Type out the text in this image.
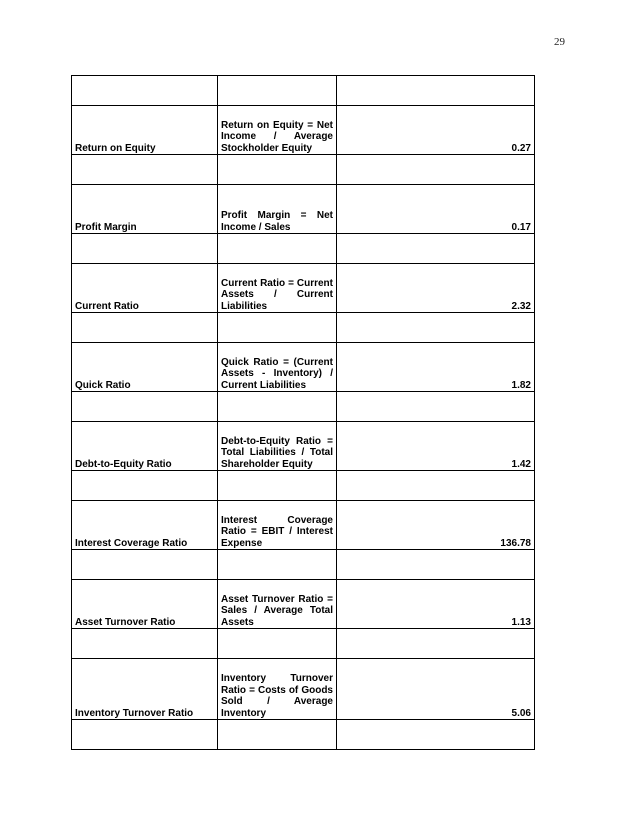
29

Return on Equity	Return on Equity = Net Income / Average Stockholder Equity	0.27

Profit Margin	Profit Margin = Net Income / Sales	0.17

Current Ratio	Current Ratio = Current Assets / Current Liabilities	2.32

Quick Ratio	Quick Ratio = (Current Assets - Inventory) / Current Liabilities	1.82

Debt-to-Equity Ratio	Debt-to-Equity Ratio = Total Liabilities / Total Shareholder Equity	1.42

Interest Coverage Ratio	Interest Coverage Ratio = EBIT / Interest Expense	136.78

Asset Turnover Ratio	Asset Turnover Ratio = Sales / Average Total Assets	1.13

Inventory Turnover Ratio	Inventory Turnover Ratio = Costs of Goods Sold / Average Inventory	5.06
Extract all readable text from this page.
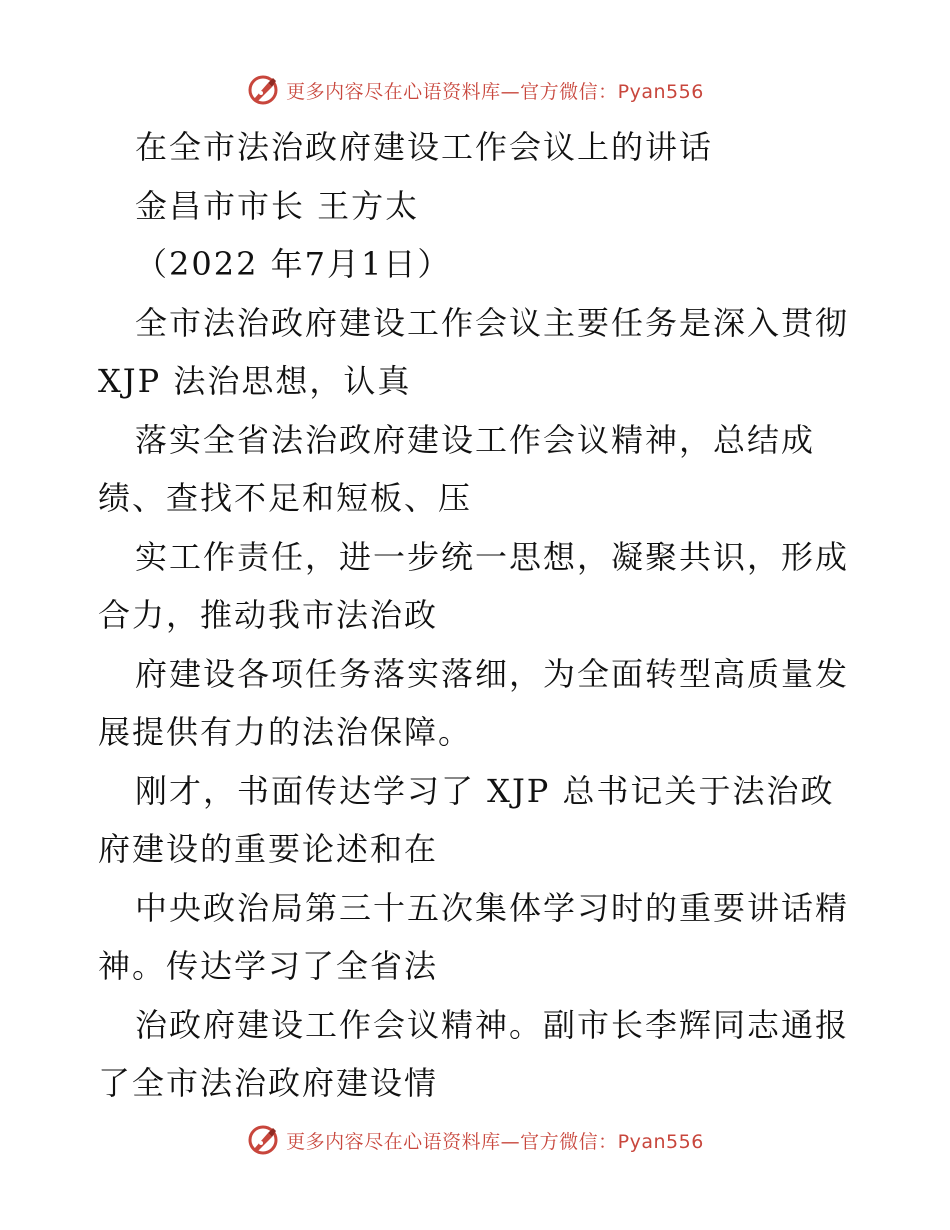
更多内容尽在心语资料库—官方微信：Pyan556
在全市法治政府建设工作会议上的讲话
金昌市市长 王方太
（2022 年7月1日）
全市法治政府建设工作会议主要任务是深入贯彻
XJP 法治思想，认真
落实全省法治政府建设工作会议精神，总结成
绩、查找不足和短板、压
实工作责任，进一步统一思想，凝聚共识，形成
合力，推动我市法治政
府建设各项任务落实落细，为全面转型高质量发
展提供有力的法治保障。
刚才，书面传达学习了 XJP 总书记关于法治政
府建设的重要论述和在
中央政治局第三十五次集体学习时的重要讲话精
神。传达学习了全省法
治政府建设工作会议精神。副市长李辉同志通报
了全市法治政府建设情
更多内容尽在心语资料库—官方微信：Pyan556
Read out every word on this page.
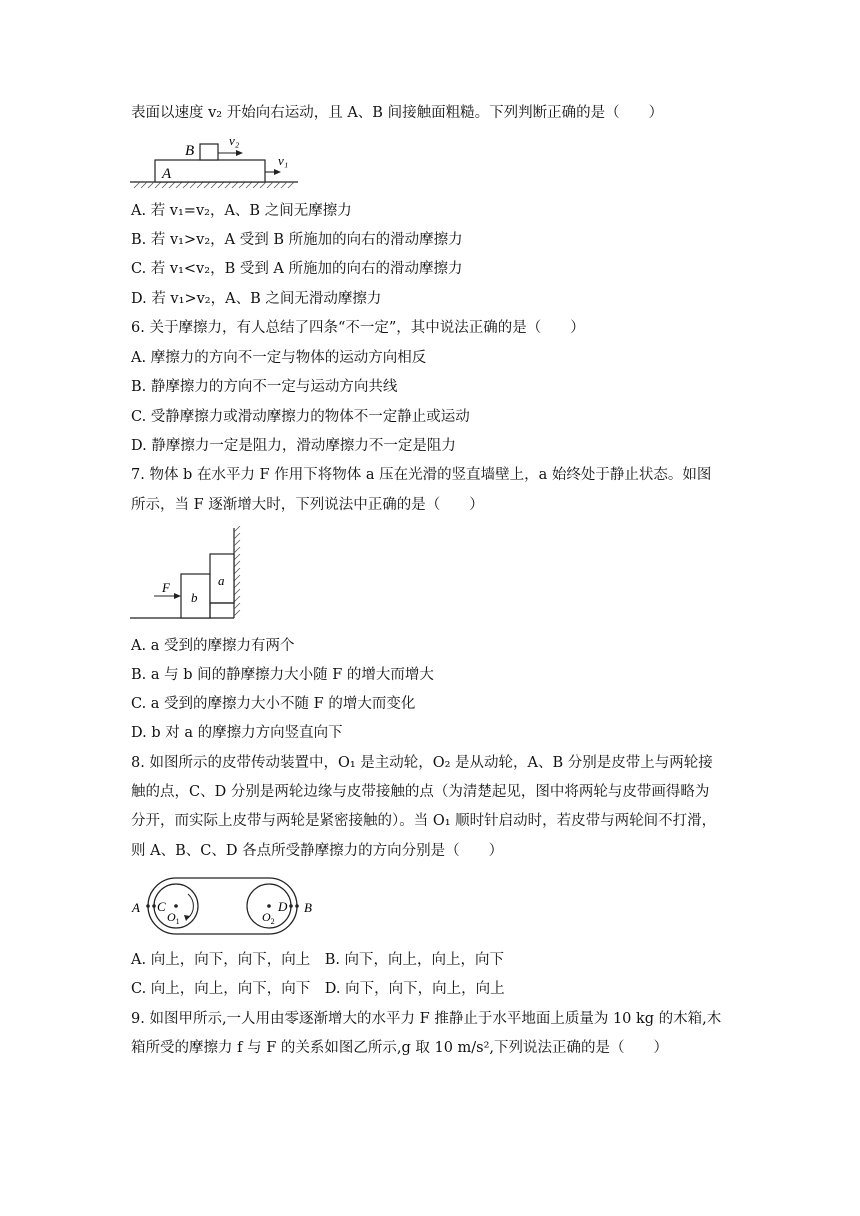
表面以速度 v₂ 开始向右运动，且 A、B 间接触面粗糙。下列判断正确的是（　　）
A
B
v₂
v₁
A. 若 v₁=v₂，A、B 之间无摩擦力
B. 若 v₁>v₂，A 受到 B 所施加的向右的滑动摩擦力
C. 若 v₁<v₂，B 受到 A 所施加的向右的滑动摩擦力
D. 若 v₁>v₂，A、B 之间无滑动摩擦力
6. 关于摩擦力，有人总结了四条“不一定”，其中说法正确的是（　　）
A. 摩擦力的方向不一定与物体的运动方向相反
B. 静摩擦力的方向不一定与运动方向共线
C. 受静摩擦力或滑动摩擦力的物体不一定静止或运动
D. 静摩擦力一定是阻力，滑动摩擦力不一定是阻力
7. 物体 b 在水平力 F 作用下将物体 a 压在光滑的竖直墙壁上，a 始终处于静止状态。如图
所示，当 F 逐渐增大时，下列说法中正确的是（　　）
F	a
b
A. a 受到的摩擦力有两个
B. a 与 b 间的静摩擦力大小随 F 的增大而增大
C. a 受到的摩擦力大小不随 F 的增大而变化
D. b 对 a 的摩擦力方向竖直向下
8. 如图所示的皮带传动装置中，O₁ 是主动轮，O₂ 是从动轮，A、B 分别是皮带上与两轮接
触的点，C、D 分别是两轮边缘与皮带接触的点（为清楚起见，图中将两轮与皮带画得略为
分开，而实际上皮带与两轮是紧密接触的）。当 O₁ 顺时针启动时，若皮带与两轮间不打滑，
则 A、B、C、D 各点所受静摩擦力的方向分别是（　　）
A C
$O_1$	$O_2$
D B
A. 向上，向下，向下，向上　B. 向下，向上，向上，向下
C. 向上，向上，向下，向下　D. 向下，向下，向上，向上
9. 如图甲所示,一人用由零逐渐增大的水平力 F 推静止于水平地面上质量为 10 kg 的木箱,木
箱所受的摩擦力 f 与 F 的关系如图乙所示,g 取 10 m/s²,下列说法正确的是（　　）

● **TASK**
Each line from the one containing "Read out every word on this page." through the last line of the listing is to be given again exactly, with no pictures and no other lines.

● **WRITTEN SOLUTION**
Read out every word on this page.
表面以速度 v₂ 开始向右运动，且 A、B 间接触面粗糙。下列判断正确的是（　　）
A
B
v₂
v₁
A. 若 v₁=v₂，A、B 之间无摩擦力
B. 若 v₁>v₂，A 受到 B 所施加的向右的滑动摩擦力
C. 若 v₁<v₂，B 受到 A 所施加的向右的滑动摩擦力
D. 若 v₁>v₂，A、B 之间无滑动摩擦力
6. 关于摩擦力，有人总结了四条“不一定”，其中说法正确的是（　　）
A. 摩擦力的方向不一定与物体的运动方向相反
B. 静摩擦力的方向不一定与运动方向共线
C. 受静摩擦力或滑动摩擦力的物体不一定静止或运动
D. 静摩擦力一定是阻力，滑动摩擦力不一定是阻力
7. 物体 b 在水平力 F 作用下将物体 a 压在光滑的竖直墙壁上，a 始终处于静止状态。如图
所示，当 F 逐渐增大时，下列说法中正确的是（　　）
F	a
b
A. a 受到的摩擦力有两个
B. a 与 b 间的静摩擦力大小随 F 的增大而增大
C. a 受到的摩擦力大小不随 F 的增大而变化
D. b 对 a 的摩擦力方向竖直向下
8. 如图所示的皮带传动装置中，O₁ 是主动轮，O₂ 是从动轮，A、B 分别是皮带上与两轮接
触的点，C、D 分别是两轮边缘与皮带接触的点（为清楚起见，图中将两轮与皮带画得略为
分开，而实际上皮带与两轮是紧密接触的）。当 O₁ 顺时针启动时，若皮带与两轮间不打滑，
则 A、B、C、D 各点所受静摩擦力的方向分别是（　　）
A C
$O_1$	$O_2$
D B
A. 向上，向下，向下，向上　B. 向下，向上，向上，向下
C. 向上，向上，向下，向下　D. 向下，向下，向上，向上
9. 如图甲所示,一人用由零逐渐增大的水平力 F 推静止于水平地面上质量为 10 kg 的木箱,木
箱所受的摩擦力 f 与 F 的关系如图乙所示,g 取 10 m/s²,下列说法正确的是（　　）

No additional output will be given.